Dataset entries:
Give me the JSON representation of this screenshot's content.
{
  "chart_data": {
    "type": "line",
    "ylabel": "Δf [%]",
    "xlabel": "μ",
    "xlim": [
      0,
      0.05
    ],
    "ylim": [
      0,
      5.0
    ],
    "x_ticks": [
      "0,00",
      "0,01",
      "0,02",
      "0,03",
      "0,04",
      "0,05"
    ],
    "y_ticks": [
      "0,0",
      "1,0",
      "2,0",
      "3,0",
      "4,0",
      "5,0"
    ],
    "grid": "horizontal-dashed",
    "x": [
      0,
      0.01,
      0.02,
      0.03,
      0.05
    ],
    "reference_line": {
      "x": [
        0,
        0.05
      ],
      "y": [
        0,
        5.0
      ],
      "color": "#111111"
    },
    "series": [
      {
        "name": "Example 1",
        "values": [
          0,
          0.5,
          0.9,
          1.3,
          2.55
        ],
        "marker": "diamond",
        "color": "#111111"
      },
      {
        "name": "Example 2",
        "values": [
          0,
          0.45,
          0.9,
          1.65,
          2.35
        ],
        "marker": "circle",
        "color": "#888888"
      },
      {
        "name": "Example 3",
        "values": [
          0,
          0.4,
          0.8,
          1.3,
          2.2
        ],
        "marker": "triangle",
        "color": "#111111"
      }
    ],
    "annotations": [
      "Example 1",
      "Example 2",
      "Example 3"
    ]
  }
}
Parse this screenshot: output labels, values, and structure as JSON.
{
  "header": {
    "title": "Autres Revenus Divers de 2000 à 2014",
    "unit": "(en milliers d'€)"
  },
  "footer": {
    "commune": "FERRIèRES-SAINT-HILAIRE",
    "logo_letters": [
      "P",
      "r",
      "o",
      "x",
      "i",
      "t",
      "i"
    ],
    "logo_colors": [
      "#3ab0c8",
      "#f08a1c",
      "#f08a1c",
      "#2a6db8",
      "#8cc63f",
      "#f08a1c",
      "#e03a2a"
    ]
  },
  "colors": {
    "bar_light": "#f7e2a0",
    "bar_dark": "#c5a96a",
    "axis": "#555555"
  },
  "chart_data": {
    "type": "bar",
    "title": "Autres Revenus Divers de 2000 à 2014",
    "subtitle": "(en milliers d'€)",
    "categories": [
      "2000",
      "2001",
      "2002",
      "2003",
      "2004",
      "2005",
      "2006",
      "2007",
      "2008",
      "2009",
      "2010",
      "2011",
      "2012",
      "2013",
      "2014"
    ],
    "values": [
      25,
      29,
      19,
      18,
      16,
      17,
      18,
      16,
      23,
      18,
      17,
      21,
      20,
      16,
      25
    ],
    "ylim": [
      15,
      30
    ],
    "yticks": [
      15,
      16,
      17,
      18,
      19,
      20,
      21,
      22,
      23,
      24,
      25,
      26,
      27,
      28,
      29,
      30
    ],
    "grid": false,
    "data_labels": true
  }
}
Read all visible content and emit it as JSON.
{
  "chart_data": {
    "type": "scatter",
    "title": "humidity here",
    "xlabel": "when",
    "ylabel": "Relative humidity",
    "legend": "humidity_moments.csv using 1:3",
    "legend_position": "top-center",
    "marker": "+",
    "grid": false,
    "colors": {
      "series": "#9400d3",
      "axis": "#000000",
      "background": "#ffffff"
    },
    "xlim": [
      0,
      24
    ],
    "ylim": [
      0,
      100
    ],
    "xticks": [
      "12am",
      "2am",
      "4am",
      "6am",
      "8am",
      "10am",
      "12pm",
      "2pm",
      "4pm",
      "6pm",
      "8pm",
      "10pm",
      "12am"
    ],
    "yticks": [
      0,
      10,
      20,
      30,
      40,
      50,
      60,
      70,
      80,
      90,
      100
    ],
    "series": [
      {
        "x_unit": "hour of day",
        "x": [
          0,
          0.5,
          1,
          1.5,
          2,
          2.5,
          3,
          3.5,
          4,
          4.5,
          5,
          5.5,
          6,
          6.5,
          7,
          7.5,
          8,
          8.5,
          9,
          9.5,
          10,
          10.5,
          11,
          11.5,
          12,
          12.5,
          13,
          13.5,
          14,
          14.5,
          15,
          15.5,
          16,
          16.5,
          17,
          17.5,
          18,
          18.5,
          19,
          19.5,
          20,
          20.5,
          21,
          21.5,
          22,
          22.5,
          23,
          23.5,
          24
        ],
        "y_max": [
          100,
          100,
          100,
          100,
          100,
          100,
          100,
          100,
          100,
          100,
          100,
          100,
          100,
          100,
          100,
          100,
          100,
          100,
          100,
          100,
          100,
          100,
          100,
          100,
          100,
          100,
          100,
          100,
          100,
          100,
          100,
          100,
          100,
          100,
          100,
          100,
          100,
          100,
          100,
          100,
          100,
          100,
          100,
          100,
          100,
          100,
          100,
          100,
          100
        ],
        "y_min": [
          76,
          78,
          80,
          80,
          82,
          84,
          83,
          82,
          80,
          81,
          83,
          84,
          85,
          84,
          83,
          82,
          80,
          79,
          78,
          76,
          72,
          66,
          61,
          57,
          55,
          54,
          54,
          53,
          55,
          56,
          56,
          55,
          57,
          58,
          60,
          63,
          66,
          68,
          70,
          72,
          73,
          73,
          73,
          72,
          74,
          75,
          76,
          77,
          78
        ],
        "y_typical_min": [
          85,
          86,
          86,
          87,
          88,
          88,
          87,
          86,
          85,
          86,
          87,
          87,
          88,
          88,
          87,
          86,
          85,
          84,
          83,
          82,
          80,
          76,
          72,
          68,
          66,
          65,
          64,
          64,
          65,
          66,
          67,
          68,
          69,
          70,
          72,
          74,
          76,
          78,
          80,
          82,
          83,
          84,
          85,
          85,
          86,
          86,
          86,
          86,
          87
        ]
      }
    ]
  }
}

Given request – State how many lines hold the word "screenshot". The number is the whole answer.

Full output – 2